— BEGIN DATASET EXTRACT —
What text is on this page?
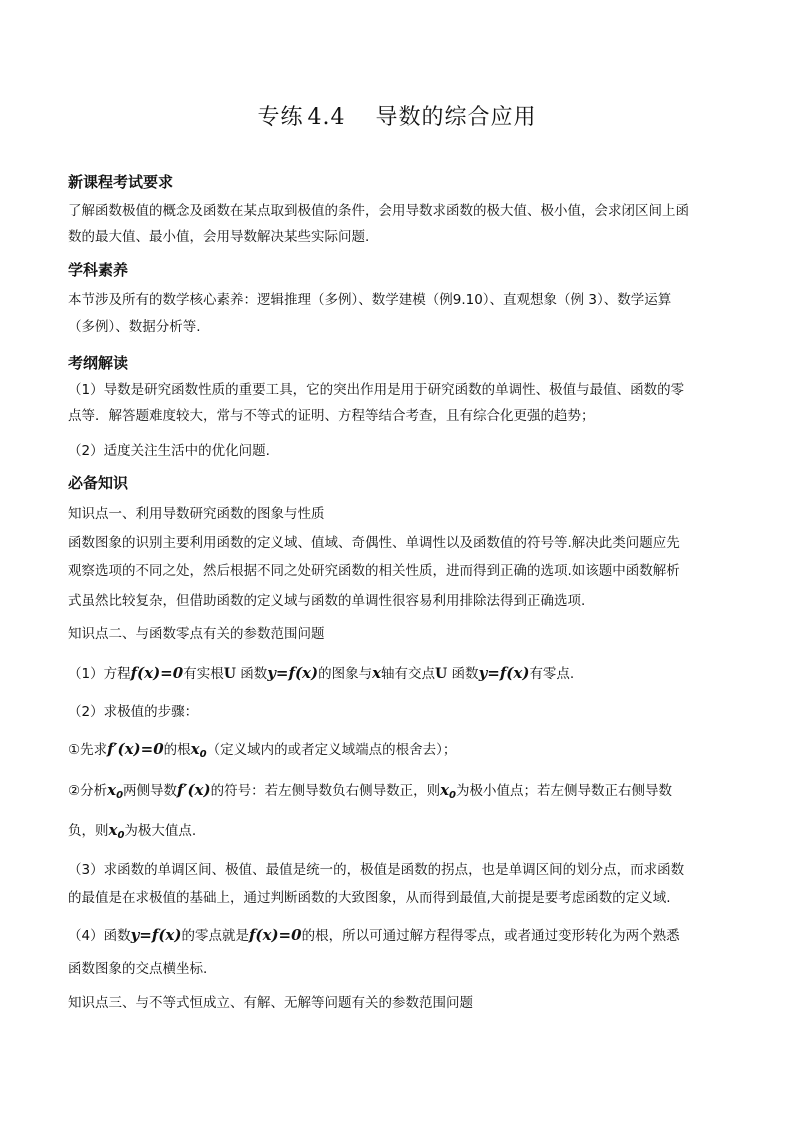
专练 4.4 导数的综合应用
新课程考试要求
了解函数极值的概念及函数在某点取到极值的条件，会用导数求函数的极大值、极小值，会求闭区间上函
数的最大值、最小值，会用导数解决某些实际问题.
学科素养
本节涉及所有的数学核心素养：逻辑推理（多例）、数学建模（例9.10）、直观想象（例 3）、数学运算
（多例）、数据分析等.
考纲解读
（1）导数是研究函数性质的重要工具，它的突出作用是用于研究函数的单调性、极值与最值、函数的零
点等．解答题难度较大，常与不等式的证明、方程等结合考查，且有综合化更强的趋势；
（2）适度关注生活中的优化问题.
必备知识
知识点一、利用导数研究函数的图象与性质
函数图象的识别主要利用函数的定义域、值域、奇偶性、单调性以及函数值的符号等.解决此类问题应先
观察选项的不同之处，然后根据不同之处研究函数的相关性质，进而得到正确的选项.如该题中函数解析
式虽然比较复杂，但借助函数的定义域与函数的单调性很容易利用排除法得到正确选项.
知识点二、与函数零点有关的参数范围问题
（1）方程f(x)=0有实根U 函数y=f(x)的图象与x轴有交点U 函数y=f(x)有零点.
（2）求极值的步骤：
①先求f′(x)=0的根$x_0$（定义域内的或者定义域端点的根舍去）；
②分析$x_0$两侧导数f′(x)的符号：若左侧导数负右侧导数正，则$x_0$为极小值点；若左侧导数正右侧导数
负，则$x_0$为极大值点.
（3）求函数的单调区间、极值、最值是统一的，极值是函数的拐点，也是单调区间的划分点，而求函数
的最值是在求极值的基础上，通过判断函数的大致图象，从而得到最值,大前提是要考虑函数的定义域.
（4）函数y=f(x)的零点就是f(x)=0的根，所以可通过解方程得零点，或者通过变形转化为两个熟悉
函数图象的交点横坐标.
知识点三、与不等式恒成立、有解、无解等问题有关的参数范围问题
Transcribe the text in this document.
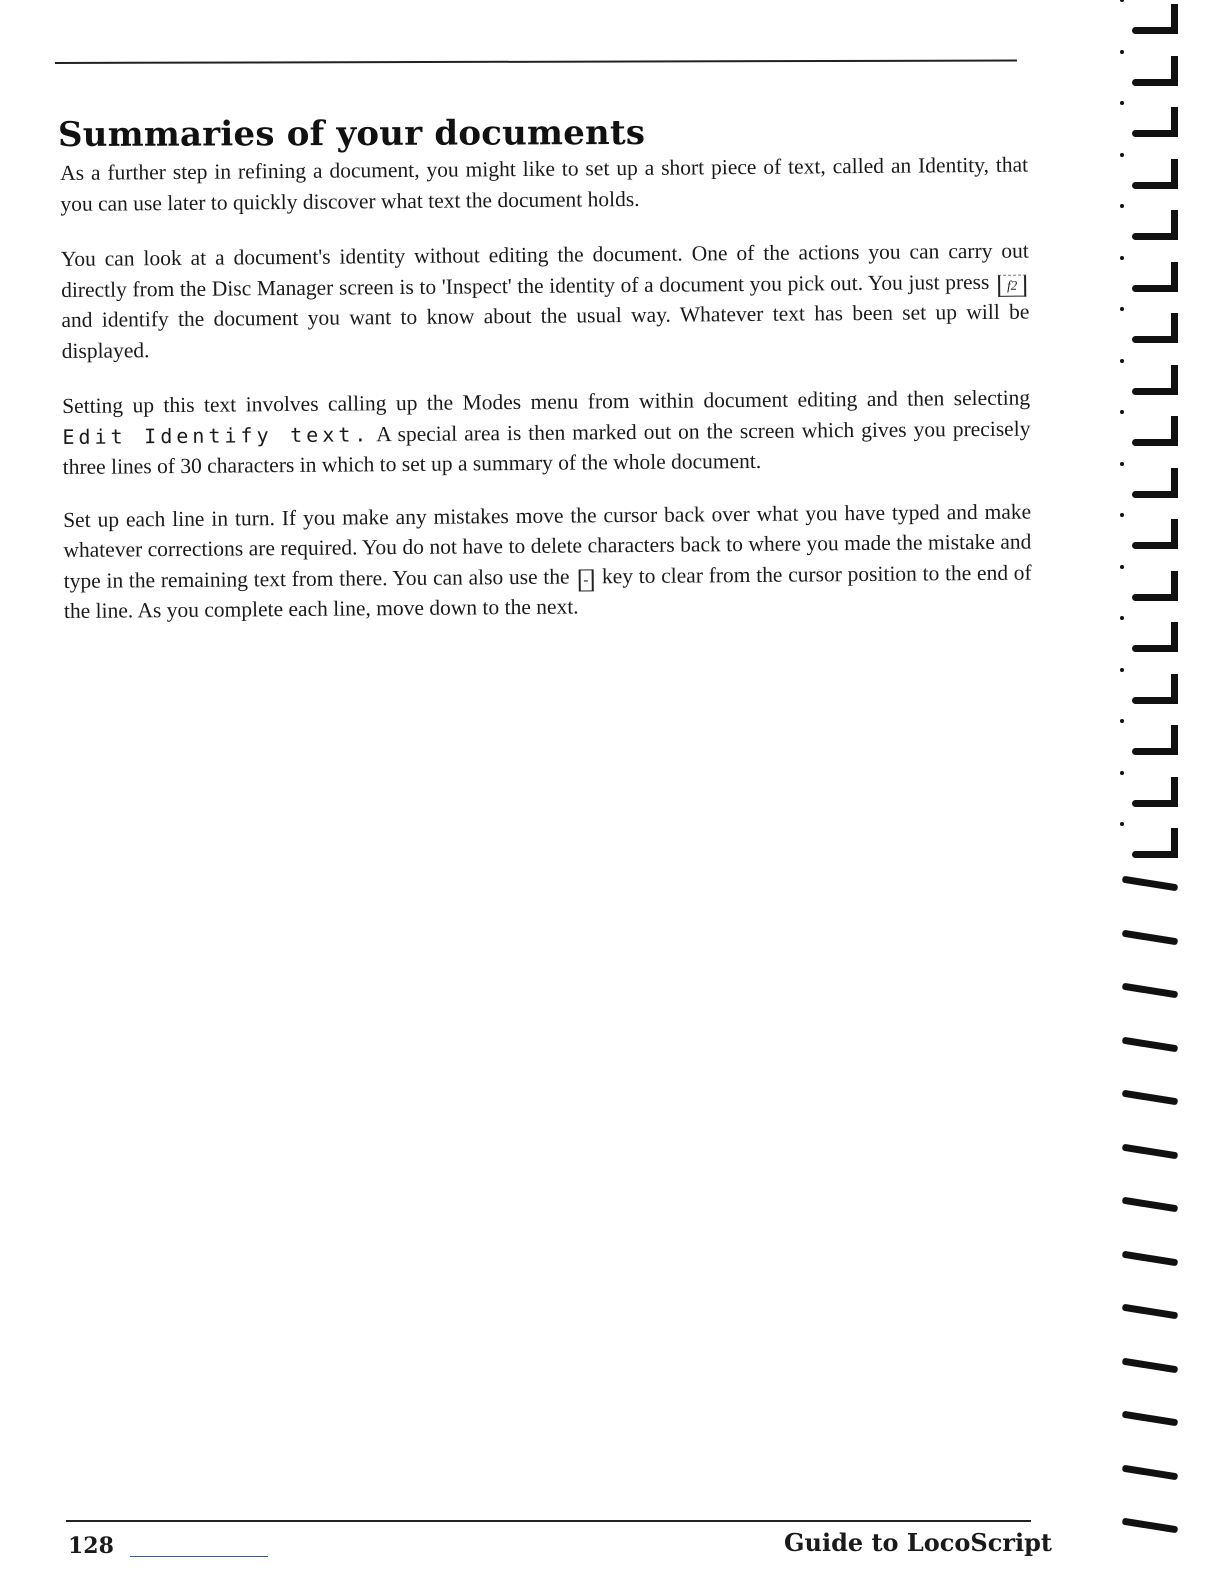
Summaries of your documents

As a further step in refining a document, you might like to set up a short piece of text, called an Identity, that you can use later to quickly discover what text the document holds.

You can look at a document's identity without editing the document. One of the actions you can carry out directly from the Disc Manager screen is to 'Inspect' the identity of a document you pick out. You just press f2 and identify the document you want to know about the usual way. Whatever text has been set up will be displayed.

Setting up this text involves calling up the Modes menu from within document editing and then selecting Edit Identify text. A special area is then marked out on the screen which gives you precisely three lines of 30 characters in which to set up a summary of the whole document.

Set up each line in turn. If you make any mistakes move the cursor back over what you have typed and make whatever corrections are required. You do not have to delete characters back to where you made the mistake and type in the remaining text from there. You can also use the - key to clear from the cursor position to the end of the line. As you complete each line, move down to the next.

128	Guide to LocoScript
— END DATASET EXTRACT —
Make an exact copy of the records above, with the pictures left out.

EXERCISE SOLUTION:
What text is on this page?
专练 4.4 导数的综合应用
新课程考试要求
了解函数极值的概念及函数在某点取到极值的条件，会用导数求函数的极大值、极小值，会求闭区间上函
数的最大值、最小值，会用导数解决某些实际问题.
学科素养
本节涉及所有的数学核心素养：逻辑推理（多例）、数学建模（例9.10）、直观想象（例 3）、数学运算
（多例）、数据分析等.
考纲解读
（1）导数是研究函数性质的重要工具，它的突出作用是用于研究函数的单调性、极值与最值、函数的零
点等．解答题难度较大，常与不等式的证明、方程等结合考查，且有综合化更强的趋势；
（2）适度关注生活中的优化问题.
必备知识
知识点一、利用导数研究函数的图象与性质
函数图象的识别主要利用函数的定义域、值域、奇偶性、单调性以及函数值的符号等.解决此类问题应先
观察选项的不同之处，然后根据不同之处研究函数的相关性质，进而得到正确的选项.如该题中函数解析
式虽然比较复杂，但借助函数的定义域与函数的单调性很容易利用排除法得到正确选项.
知识点二、与函数零点有关的参数范围问题
（1）方程f(x)=0有实根U 函数y=f(x)的图象与x轴有交点U 函数y=f(x)有零点.
（2）求极值的步骤：
①先求f′(x)=0的根$x_0$（定义域内的或者定义域端点的根舍去）；
②分析$x_0$两侧导数f′(x)的符号：若左侧导数负右侧导数正，则$x_0$为极小值点；若左侧导数正右侧导数
负，则$x_0$为极大值点.
（3）求函数的单调区间、极值、最值是统一的，极值是函数的拐点，也是单调区间的划分点，而求函数
的最值是在求极值的基础上，通过判断函数的大致图象，从而得到最值,大前提是要考虑函数的定义域.
（4）函数y=f(x)的零点就是f(x)=0的根，所以可通过解方程得零点，或者通过变形转化为两个熟悉
函数图象的交点横坐标.
知识点三、与不等式恒成立、有解、无解等问题有关的参数范围问题
Transcribe the text in this document.
Summaries of your documents

As a further step in refining a document, you might like to set up a short piece of text, called an Identity, that you can use later to quickly discover what text the document holds.

You can look at a document's identity without editing the document. One of the actions you can carry out directly from the Disc Manager screen is to 'Inspect' the identity of a document you pick out. You just press f2 and identify the document you want to know about the usual way. Whatever text has been set up will be displayed.

Setting up this text involves calling up the Modes menu from within document editing and then selecting Edit Identify text. A special area is then marked out on the screen which gives you precisely three lines of 30 characters in which to set up a summary of the whole document.

Set up each line in turn. If you make any mistakes move the cursor back over what you have typed and make whatever corrections are required. You do not have to delete characters back to where you made the mistake and type in the remaining text from there. You can also use the - key to clear from the cursor position to the end of the line. As you complete each line, move down to the next.

128	Guide to LocoScript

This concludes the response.